■ EXERCISE AIM ■
Check each line of the records below and collect those that include the word "Integrated".
Begin DATA FOR THE TASK
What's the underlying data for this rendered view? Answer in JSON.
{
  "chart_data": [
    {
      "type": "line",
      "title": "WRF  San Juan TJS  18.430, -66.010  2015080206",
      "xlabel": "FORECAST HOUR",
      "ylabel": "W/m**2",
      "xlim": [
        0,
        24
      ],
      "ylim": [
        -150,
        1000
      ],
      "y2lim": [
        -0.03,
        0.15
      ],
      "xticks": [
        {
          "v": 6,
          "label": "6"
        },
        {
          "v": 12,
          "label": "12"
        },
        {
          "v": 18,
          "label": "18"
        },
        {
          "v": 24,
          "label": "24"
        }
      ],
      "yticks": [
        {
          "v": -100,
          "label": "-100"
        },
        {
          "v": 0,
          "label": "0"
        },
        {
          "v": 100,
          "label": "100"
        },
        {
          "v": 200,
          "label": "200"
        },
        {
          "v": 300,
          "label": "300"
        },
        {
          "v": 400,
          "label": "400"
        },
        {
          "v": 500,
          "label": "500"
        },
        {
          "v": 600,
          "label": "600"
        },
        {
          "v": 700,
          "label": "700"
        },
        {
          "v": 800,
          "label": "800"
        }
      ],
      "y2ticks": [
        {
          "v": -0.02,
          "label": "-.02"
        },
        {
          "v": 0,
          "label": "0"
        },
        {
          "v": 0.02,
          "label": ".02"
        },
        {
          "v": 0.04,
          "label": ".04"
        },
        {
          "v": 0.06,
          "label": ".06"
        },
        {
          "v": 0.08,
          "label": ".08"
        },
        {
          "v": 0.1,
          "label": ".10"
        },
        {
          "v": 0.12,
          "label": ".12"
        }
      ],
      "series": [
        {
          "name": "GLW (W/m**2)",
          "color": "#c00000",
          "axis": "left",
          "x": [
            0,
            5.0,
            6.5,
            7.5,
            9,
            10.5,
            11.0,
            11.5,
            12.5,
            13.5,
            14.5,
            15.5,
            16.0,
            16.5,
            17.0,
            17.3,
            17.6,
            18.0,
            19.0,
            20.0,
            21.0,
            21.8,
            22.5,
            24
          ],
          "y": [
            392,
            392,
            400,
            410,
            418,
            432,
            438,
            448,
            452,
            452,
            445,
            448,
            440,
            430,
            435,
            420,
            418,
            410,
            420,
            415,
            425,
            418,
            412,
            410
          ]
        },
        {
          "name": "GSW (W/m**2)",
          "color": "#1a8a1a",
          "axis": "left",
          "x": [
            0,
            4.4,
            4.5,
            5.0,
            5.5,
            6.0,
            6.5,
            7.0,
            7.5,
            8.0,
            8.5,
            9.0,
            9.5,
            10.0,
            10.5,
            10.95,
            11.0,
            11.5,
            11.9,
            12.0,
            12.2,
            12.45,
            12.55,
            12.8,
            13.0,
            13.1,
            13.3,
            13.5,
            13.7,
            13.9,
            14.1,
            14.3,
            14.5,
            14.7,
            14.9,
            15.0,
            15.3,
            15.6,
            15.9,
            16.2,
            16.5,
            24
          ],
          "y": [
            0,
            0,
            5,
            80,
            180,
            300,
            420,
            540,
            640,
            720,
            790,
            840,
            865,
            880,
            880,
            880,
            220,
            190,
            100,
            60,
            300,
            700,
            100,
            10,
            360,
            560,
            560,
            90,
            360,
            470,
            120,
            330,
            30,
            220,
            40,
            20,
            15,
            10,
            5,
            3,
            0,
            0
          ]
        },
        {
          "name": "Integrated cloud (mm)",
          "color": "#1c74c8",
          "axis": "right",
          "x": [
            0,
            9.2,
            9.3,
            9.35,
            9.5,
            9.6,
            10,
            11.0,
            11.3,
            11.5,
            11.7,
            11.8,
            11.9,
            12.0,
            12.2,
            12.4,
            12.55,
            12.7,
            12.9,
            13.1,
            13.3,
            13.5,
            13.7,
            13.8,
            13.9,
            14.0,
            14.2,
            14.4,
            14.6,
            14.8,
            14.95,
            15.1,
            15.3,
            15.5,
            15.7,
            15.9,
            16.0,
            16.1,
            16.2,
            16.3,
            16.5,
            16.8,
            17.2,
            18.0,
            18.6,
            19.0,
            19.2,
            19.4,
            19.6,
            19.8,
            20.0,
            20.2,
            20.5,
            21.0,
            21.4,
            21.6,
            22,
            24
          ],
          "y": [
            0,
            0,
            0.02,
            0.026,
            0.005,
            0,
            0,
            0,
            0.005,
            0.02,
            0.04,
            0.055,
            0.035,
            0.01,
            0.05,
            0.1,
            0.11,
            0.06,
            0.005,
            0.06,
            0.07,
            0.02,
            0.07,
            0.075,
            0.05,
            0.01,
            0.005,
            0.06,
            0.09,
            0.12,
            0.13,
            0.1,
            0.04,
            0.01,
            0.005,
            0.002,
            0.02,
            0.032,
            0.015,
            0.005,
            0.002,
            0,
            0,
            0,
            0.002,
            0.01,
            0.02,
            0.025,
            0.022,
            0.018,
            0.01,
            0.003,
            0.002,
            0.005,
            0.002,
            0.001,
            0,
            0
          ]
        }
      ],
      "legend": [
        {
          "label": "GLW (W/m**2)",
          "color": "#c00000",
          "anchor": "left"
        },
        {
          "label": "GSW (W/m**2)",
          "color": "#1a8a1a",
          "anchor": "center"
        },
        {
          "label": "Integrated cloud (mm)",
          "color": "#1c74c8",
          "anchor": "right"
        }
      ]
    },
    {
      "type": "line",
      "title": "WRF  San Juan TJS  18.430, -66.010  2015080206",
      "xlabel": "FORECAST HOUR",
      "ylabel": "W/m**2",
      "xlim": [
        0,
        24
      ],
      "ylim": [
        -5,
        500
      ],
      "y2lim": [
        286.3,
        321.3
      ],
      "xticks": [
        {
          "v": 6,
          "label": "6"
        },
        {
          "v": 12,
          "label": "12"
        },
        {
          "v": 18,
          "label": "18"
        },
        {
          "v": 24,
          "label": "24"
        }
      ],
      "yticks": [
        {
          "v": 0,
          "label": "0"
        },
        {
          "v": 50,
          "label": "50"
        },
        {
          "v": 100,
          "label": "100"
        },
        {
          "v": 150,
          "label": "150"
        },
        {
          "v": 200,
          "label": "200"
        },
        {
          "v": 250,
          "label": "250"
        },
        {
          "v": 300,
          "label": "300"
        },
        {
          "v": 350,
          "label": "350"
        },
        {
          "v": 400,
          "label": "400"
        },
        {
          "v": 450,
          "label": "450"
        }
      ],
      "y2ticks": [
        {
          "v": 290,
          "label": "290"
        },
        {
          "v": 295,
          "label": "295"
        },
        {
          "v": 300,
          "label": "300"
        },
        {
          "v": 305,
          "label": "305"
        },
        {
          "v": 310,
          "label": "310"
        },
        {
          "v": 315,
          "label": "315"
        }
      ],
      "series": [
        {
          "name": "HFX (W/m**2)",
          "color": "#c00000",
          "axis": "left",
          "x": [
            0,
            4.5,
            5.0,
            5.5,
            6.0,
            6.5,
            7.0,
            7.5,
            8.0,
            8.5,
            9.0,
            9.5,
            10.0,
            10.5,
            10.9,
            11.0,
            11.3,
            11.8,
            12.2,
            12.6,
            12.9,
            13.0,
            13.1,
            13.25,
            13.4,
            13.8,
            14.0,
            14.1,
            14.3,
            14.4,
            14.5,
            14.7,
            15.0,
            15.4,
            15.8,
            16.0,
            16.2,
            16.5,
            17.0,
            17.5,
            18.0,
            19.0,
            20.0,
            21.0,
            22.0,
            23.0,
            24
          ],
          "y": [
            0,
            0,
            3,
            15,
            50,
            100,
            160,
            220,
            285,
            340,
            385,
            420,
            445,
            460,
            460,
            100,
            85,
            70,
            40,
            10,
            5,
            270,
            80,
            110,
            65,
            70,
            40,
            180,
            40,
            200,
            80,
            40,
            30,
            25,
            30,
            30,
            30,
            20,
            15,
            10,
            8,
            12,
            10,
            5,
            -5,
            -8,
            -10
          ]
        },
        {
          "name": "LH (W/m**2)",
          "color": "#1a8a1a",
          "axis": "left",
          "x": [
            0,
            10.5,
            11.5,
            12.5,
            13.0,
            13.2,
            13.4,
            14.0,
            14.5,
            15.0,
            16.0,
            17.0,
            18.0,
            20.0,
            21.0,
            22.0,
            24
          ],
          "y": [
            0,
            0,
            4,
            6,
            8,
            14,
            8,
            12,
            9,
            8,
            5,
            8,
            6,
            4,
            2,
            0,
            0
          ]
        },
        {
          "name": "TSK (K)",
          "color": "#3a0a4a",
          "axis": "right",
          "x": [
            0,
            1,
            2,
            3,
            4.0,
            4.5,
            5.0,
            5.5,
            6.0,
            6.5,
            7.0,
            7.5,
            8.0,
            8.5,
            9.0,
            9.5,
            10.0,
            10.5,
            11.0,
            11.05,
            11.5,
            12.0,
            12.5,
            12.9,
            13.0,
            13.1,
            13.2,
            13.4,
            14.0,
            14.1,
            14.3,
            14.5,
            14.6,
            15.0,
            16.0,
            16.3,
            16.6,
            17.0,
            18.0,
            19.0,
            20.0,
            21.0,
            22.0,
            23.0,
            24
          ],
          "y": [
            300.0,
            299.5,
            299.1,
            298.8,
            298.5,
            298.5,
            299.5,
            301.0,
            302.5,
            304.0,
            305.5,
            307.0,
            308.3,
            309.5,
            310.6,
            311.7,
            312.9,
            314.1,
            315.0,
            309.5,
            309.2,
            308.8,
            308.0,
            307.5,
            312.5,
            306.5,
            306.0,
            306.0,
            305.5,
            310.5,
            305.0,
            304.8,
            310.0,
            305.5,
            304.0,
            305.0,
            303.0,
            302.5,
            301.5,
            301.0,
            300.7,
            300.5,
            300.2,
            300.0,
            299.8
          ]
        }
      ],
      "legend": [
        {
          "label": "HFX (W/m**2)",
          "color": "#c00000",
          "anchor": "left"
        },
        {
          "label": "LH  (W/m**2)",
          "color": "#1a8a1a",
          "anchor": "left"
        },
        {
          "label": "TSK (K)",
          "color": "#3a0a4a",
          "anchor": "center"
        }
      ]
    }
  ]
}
End DATA FOR THE TASK
■ ANSWER FOR THIS EXERCISE ■
          "name": "Integrated cloud (mm)",
          "label": "Integrated cloud (mm)",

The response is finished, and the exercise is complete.